_Problem description:_ Sift the material for lines containing "Ballots", and return them.

begin Data records

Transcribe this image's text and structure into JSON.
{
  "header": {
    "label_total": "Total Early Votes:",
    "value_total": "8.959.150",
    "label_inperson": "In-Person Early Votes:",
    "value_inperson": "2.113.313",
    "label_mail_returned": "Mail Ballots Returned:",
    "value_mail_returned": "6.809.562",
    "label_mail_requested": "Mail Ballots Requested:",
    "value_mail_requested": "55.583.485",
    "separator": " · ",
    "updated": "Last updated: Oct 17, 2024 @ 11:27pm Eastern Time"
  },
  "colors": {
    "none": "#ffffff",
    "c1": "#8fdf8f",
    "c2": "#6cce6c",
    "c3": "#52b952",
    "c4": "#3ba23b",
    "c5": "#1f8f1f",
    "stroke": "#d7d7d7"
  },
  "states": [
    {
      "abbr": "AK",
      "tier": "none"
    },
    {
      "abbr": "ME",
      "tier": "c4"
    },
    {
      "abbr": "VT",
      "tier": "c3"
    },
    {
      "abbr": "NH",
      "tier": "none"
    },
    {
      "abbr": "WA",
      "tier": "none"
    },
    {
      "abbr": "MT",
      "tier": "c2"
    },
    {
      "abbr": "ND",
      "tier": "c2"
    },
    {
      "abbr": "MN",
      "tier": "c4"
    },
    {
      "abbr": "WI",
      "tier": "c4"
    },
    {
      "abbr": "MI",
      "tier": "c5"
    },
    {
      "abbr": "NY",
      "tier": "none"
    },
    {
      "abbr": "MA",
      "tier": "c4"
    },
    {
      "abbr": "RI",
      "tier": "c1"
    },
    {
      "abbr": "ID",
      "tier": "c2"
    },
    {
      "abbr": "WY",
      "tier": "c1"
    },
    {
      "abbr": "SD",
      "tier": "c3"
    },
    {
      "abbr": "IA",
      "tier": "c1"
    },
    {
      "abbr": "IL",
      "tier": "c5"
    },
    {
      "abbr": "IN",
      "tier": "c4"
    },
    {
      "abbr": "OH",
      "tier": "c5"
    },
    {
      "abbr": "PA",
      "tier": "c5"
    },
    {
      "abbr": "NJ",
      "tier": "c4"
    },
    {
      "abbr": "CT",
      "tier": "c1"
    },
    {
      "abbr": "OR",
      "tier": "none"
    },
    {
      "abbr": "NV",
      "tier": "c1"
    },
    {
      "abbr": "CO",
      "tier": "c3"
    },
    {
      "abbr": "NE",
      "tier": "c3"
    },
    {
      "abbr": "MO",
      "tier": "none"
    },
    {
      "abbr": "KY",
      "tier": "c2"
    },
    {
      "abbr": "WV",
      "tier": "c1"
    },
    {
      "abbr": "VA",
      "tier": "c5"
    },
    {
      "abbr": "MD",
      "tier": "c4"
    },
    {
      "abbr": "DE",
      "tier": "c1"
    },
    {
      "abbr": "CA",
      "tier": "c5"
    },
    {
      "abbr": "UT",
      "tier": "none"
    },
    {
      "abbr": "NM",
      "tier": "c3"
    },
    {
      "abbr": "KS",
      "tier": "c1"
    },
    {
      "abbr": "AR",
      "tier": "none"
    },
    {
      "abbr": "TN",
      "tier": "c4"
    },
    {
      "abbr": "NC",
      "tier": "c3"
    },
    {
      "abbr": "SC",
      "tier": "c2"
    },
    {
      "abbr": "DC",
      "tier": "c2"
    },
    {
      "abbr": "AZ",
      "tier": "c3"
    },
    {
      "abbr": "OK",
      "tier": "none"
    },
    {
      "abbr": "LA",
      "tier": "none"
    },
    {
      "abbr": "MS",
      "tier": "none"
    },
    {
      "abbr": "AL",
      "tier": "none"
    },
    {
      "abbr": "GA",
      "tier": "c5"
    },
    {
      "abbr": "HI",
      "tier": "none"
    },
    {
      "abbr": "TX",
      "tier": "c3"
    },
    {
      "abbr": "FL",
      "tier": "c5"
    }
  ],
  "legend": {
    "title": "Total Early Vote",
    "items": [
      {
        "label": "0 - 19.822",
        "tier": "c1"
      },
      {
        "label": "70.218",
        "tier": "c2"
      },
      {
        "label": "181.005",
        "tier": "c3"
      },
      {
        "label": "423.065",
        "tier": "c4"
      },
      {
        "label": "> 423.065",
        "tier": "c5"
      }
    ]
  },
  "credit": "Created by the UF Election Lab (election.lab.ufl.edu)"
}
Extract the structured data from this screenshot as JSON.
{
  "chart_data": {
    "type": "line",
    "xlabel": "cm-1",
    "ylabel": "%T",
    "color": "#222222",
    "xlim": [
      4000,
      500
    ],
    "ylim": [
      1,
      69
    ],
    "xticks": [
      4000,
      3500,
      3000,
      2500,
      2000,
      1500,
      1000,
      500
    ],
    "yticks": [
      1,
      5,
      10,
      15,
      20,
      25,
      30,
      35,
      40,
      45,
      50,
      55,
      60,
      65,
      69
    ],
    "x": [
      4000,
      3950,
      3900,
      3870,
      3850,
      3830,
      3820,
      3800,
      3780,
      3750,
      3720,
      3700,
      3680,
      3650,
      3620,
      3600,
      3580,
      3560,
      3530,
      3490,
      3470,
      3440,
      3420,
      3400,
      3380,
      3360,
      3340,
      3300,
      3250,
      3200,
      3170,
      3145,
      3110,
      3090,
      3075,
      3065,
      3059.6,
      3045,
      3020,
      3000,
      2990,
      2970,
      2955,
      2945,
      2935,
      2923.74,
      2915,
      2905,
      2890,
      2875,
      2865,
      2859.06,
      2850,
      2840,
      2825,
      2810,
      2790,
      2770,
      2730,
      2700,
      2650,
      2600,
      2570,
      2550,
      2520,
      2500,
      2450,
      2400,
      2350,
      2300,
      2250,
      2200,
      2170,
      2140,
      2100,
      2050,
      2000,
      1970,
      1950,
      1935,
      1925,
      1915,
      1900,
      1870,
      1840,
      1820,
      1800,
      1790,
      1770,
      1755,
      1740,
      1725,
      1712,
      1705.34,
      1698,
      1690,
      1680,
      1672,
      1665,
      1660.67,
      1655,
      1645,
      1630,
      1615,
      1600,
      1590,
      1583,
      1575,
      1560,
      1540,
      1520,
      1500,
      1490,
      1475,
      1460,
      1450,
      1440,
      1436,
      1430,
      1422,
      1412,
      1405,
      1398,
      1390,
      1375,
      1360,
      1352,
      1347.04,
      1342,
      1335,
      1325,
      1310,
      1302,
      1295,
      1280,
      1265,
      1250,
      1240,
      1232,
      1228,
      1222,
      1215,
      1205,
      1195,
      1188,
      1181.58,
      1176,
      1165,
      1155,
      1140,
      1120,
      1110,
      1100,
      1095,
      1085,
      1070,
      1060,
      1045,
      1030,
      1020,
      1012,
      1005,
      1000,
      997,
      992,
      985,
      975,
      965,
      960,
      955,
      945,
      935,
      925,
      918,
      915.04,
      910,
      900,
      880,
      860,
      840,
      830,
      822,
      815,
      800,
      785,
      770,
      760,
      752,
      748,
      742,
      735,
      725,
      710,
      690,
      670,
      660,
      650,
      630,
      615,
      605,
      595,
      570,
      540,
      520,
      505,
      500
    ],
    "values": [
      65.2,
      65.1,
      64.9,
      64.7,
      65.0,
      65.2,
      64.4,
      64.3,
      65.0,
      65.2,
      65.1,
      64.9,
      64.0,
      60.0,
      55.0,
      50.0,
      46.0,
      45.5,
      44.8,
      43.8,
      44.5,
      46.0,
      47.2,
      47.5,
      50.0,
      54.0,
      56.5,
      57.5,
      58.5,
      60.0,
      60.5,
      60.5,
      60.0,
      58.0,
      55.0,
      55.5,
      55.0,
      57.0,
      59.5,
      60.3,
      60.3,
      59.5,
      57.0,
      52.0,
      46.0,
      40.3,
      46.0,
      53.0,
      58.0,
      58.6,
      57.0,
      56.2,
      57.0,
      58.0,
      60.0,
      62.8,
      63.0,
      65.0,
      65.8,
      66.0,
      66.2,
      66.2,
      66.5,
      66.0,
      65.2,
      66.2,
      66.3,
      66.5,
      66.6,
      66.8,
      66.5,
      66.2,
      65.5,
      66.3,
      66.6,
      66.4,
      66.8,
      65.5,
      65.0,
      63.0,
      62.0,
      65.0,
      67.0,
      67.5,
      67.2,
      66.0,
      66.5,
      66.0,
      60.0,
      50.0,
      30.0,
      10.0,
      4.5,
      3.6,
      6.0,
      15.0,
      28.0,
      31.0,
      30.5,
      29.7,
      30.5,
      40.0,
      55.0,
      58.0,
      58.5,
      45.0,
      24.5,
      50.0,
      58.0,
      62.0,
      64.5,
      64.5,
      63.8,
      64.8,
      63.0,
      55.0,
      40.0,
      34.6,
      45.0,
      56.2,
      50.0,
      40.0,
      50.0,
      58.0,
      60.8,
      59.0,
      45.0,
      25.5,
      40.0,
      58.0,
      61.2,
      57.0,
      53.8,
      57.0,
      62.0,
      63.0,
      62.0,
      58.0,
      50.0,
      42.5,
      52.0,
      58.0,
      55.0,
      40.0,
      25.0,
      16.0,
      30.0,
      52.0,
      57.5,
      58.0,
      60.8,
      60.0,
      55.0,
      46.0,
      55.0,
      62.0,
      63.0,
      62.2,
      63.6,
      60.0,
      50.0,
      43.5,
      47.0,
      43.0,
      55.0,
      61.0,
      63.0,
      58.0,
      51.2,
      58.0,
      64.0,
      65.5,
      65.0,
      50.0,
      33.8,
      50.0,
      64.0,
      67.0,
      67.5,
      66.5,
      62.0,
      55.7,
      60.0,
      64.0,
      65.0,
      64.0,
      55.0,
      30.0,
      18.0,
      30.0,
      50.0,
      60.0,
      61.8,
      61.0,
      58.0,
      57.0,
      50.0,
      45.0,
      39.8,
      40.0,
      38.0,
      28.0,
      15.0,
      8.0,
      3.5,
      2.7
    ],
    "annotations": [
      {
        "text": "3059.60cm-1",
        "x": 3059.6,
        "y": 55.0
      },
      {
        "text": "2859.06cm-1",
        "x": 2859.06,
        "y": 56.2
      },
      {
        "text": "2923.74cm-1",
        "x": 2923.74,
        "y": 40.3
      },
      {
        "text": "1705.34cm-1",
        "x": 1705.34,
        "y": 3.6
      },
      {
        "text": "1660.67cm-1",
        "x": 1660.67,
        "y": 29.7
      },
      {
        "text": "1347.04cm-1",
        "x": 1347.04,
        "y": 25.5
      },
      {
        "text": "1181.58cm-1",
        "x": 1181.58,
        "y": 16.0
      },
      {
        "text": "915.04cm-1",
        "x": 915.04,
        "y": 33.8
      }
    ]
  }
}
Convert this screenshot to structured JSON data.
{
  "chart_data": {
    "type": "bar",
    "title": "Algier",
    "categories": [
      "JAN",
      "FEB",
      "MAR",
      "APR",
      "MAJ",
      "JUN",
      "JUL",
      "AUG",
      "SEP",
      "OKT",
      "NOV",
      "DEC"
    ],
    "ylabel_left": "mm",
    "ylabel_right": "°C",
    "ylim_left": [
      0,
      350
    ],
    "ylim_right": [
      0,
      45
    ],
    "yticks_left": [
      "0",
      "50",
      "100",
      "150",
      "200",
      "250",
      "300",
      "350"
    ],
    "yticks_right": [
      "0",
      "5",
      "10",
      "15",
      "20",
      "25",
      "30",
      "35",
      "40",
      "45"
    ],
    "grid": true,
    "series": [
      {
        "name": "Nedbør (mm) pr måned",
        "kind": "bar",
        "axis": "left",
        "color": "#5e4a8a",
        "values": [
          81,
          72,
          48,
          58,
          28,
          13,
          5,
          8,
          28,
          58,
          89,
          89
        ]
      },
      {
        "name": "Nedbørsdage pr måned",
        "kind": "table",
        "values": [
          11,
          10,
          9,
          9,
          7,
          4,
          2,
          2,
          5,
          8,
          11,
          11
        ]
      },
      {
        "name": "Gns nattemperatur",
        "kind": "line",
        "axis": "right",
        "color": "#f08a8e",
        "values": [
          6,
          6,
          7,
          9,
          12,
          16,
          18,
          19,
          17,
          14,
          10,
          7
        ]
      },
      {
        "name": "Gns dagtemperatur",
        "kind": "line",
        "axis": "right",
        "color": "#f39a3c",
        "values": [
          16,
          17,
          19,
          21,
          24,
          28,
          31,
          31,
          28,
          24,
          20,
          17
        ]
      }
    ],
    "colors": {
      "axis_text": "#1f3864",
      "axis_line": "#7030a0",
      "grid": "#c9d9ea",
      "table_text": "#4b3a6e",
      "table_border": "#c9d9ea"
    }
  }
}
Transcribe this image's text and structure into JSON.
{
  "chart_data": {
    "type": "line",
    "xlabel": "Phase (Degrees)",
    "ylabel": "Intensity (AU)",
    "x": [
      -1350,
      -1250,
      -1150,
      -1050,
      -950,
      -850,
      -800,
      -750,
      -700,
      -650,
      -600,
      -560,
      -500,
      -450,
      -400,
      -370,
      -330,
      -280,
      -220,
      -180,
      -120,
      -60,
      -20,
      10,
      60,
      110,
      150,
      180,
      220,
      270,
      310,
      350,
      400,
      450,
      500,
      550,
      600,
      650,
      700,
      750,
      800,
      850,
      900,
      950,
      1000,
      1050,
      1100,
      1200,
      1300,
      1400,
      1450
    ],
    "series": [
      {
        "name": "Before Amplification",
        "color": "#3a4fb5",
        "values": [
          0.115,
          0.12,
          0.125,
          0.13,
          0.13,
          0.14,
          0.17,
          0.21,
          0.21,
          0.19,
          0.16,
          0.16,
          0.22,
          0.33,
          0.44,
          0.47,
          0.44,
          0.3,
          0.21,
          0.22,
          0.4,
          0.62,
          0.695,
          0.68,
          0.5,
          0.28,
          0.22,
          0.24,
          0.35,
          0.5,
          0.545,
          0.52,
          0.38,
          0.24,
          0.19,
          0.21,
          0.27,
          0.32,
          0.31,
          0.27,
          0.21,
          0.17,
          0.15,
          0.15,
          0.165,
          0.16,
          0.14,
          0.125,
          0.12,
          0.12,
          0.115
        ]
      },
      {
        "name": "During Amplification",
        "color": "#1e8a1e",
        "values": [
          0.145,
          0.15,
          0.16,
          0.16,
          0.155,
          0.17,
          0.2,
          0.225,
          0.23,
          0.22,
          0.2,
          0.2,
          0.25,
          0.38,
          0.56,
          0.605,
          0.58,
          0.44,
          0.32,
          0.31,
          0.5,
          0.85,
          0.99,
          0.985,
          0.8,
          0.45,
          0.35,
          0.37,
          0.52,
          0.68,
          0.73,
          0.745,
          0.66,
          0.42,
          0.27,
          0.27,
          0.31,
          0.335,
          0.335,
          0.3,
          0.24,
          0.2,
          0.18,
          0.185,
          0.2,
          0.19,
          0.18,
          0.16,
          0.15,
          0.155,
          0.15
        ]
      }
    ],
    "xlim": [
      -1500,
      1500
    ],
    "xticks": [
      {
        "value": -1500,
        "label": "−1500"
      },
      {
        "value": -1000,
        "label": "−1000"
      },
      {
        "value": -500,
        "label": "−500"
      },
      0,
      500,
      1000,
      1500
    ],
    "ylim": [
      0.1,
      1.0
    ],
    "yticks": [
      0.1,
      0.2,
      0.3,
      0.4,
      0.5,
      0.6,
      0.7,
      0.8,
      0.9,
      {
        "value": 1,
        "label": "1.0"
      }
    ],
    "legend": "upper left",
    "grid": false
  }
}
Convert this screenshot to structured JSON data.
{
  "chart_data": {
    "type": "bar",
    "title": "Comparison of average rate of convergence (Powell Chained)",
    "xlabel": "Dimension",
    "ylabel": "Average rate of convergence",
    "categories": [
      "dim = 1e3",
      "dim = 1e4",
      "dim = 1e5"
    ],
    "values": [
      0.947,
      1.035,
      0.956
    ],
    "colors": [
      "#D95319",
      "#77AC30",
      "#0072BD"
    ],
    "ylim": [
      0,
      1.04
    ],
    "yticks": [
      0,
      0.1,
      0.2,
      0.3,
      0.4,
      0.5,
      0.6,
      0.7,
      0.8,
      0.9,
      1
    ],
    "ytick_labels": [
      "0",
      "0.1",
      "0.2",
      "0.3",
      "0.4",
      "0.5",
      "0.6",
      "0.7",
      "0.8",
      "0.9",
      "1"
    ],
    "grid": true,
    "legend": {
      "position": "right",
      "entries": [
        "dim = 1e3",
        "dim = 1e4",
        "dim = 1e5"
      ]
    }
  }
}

end Data records

_Answer to the problem:_
    "label_mail_returned": "Mail Ballots Returned:",
    "label_mail_requested": "Mail Ballots Requested:",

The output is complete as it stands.